▶ _Exercise brief_
Could you transcribe the material below exactly, without leaving out a single line?

▶ _Record set_
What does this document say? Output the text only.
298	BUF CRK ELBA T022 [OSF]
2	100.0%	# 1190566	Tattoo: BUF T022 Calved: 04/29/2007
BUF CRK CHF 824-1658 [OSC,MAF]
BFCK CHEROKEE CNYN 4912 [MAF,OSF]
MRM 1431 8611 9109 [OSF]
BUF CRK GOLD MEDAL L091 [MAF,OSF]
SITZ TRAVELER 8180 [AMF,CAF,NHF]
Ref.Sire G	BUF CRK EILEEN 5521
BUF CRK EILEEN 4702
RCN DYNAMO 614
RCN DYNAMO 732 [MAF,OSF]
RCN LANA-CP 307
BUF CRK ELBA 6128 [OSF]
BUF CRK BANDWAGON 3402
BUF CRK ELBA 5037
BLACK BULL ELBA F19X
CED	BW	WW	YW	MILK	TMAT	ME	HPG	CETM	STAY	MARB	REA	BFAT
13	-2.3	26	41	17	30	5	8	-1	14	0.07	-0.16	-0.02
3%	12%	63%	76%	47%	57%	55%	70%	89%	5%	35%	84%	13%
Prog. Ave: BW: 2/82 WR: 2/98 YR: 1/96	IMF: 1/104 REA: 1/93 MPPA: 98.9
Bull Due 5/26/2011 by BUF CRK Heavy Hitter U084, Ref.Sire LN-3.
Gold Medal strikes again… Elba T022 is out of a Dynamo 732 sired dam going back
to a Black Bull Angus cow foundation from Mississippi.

▶ _Answer to the exercise_
What does this document say? Output the text only.
298	BUF CRK ELBA T022 [OSF]
2	100.0%	# 1190566	Tattoo: BUF T022 Calved: 04/29/2007
BUF CRK CHF 824-1658 [OSC,MAF]
BFCK CHEROKEE CNYN 4912 [MAF,OSF]
MRM 1431 8611 9109 [OSF]
BUF CRK GOLD MEDAL L091 [MAF,OSF]
SITZ TRAVELER 8180 [AMF,CAF,NHF]
Ref.Sire G	BUF CRK EILEEN 5521
BUF CRK EILEEN 4702
RCN DYNAMO 614
RCN DYNAMO 732 [MAF,OSF]
RCN LANA-CP 307
BUF CRK ELBA 6128 [OSF]
BUF CRK BANDWAGON 3402
BUF CRK ELBA 5037
BLACK BULL ELBA F19X
CED	BW	WW	YW	MILK	TMAT	ME	HPG	CETM	STAY	MARB	REA	BFAT
13	-2.3	26	41	17	30	5	8	-1	14	0.07	-0.16	-0.02
3%	12%	63%	76%	47%	57%	55%	70%	89%	5%	35%	84%	13%
Prog. Ave: BW: 2/82 WR: 2/98 YR: 1/96	IMF: 1/104 REA: 1/93 MPPA: 98.9
Bull Due 5/26/2011 by BUF CRK Heavy Hitter U084, Ref.Sire LN-3.
Gold Medal strikes again… Elba T022 is out of a Dynamo 732 sired dam going back
to a Black Bull Angus cow foundation from Mississippi.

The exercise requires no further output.